### Supplied data
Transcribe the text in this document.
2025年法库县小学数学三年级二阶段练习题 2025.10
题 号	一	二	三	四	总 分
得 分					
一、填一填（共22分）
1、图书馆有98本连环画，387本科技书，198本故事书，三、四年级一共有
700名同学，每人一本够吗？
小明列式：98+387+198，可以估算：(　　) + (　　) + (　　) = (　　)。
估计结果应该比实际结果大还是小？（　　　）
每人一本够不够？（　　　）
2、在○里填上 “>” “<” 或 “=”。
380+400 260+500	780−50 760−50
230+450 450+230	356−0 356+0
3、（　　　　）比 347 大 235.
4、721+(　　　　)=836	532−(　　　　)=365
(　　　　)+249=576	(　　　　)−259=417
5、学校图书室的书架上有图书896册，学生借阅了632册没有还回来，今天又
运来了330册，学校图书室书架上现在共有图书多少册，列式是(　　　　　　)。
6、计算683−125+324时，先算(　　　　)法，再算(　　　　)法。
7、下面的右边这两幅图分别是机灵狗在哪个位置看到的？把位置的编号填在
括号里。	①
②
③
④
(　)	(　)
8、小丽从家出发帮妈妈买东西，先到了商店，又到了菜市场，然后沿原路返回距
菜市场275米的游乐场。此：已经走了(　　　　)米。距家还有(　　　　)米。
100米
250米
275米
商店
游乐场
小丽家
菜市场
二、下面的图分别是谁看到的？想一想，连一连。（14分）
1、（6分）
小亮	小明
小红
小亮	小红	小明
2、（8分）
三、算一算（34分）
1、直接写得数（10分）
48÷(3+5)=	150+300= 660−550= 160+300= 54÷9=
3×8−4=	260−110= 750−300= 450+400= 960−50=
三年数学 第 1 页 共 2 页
--
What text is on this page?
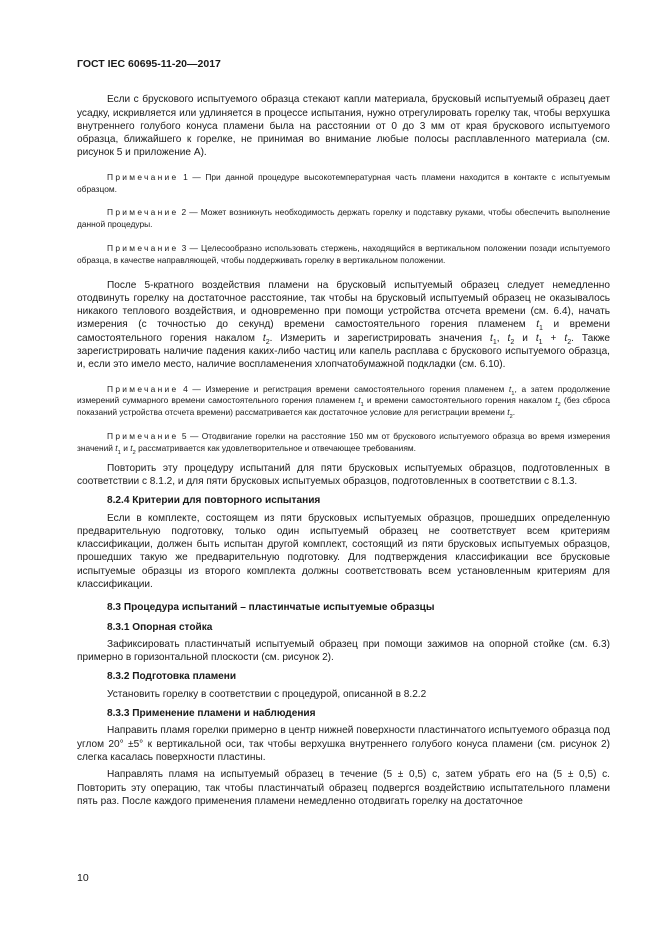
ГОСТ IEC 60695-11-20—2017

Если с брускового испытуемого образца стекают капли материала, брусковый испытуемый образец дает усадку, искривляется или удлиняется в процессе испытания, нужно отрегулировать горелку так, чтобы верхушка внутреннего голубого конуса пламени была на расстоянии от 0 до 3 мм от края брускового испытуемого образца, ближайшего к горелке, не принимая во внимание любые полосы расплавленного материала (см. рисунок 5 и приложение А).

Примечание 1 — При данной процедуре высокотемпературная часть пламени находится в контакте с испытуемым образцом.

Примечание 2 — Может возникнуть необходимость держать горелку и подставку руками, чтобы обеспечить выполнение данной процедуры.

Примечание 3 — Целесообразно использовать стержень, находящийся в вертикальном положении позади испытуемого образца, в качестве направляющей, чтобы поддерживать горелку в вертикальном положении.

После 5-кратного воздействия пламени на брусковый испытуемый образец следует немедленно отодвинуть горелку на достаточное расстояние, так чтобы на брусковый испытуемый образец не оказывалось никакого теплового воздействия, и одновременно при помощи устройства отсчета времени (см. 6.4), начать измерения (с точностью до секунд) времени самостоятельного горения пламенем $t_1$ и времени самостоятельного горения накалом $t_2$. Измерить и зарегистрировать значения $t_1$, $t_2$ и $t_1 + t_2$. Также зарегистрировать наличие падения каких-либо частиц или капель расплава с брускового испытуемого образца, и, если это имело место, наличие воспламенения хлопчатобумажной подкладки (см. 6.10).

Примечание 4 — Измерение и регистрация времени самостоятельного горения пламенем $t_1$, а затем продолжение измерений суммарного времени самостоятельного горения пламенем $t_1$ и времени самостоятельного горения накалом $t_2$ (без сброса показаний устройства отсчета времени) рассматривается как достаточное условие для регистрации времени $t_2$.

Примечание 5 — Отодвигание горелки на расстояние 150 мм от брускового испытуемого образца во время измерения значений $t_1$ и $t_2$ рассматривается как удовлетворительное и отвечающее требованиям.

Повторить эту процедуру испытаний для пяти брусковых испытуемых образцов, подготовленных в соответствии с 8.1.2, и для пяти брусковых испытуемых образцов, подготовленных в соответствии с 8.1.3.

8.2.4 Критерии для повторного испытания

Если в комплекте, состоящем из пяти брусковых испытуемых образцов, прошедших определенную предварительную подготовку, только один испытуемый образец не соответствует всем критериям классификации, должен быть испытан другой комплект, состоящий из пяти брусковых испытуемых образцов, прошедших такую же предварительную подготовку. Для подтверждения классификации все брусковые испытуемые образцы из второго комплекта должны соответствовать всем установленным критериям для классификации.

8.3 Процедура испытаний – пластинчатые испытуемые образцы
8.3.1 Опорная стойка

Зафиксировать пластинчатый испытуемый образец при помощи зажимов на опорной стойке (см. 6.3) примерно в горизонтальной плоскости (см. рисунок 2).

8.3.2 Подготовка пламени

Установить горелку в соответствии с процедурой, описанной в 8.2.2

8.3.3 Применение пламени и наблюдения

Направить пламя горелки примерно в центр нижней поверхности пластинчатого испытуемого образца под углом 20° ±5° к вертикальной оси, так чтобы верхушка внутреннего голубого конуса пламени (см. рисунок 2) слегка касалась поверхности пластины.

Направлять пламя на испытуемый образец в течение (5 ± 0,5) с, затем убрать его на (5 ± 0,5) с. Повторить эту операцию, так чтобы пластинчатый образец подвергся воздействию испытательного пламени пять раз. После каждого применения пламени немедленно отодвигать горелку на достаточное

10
* * *
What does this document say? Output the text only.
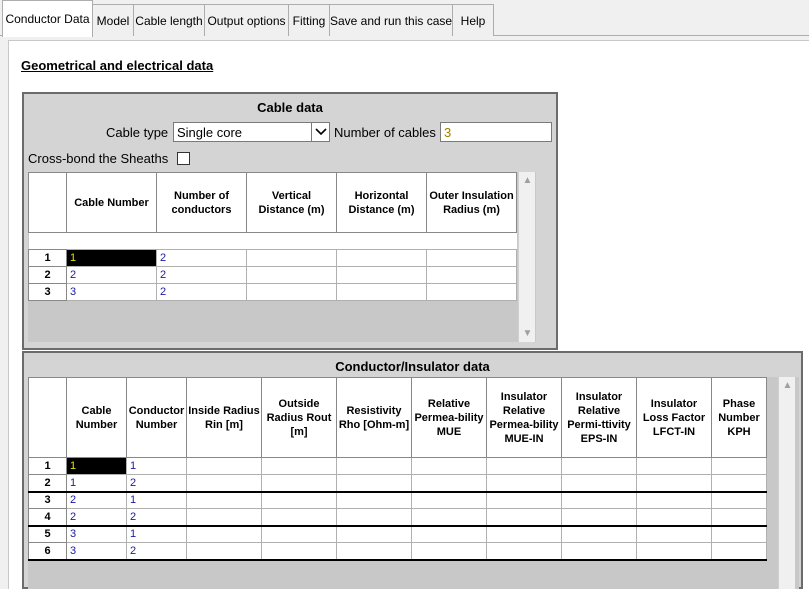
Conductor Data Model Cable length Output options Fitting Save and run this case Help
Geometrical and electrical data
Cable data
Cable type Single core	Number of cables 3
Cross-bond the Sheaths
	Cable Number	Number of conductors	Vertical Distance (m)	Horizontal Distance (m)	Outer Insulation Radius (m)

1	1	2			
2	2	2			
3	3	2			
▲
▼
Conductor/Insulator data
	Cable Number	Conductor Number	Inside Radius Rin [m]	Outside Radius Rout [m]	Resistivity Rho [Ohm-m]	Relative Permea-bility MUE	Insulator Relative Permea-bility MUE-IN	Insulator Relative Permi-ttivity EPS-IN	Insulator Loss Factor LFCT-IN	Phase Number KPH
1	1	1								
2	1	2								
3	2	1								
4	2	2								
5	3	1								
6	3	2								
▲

### Exercise objective
Pick out and copy every line that contains the word "соответствии".

### The solution
Повторить эту процедуру испытаний для пяти брусковых испытуемых образцов, подготовленных в соответствии с 8.1.2, и для пяти брусковых испытуемых образцов, подготовленных в соответствии с 8.1.3.
Установить горелку в соответствии с процедурой, описанной в 8.2.2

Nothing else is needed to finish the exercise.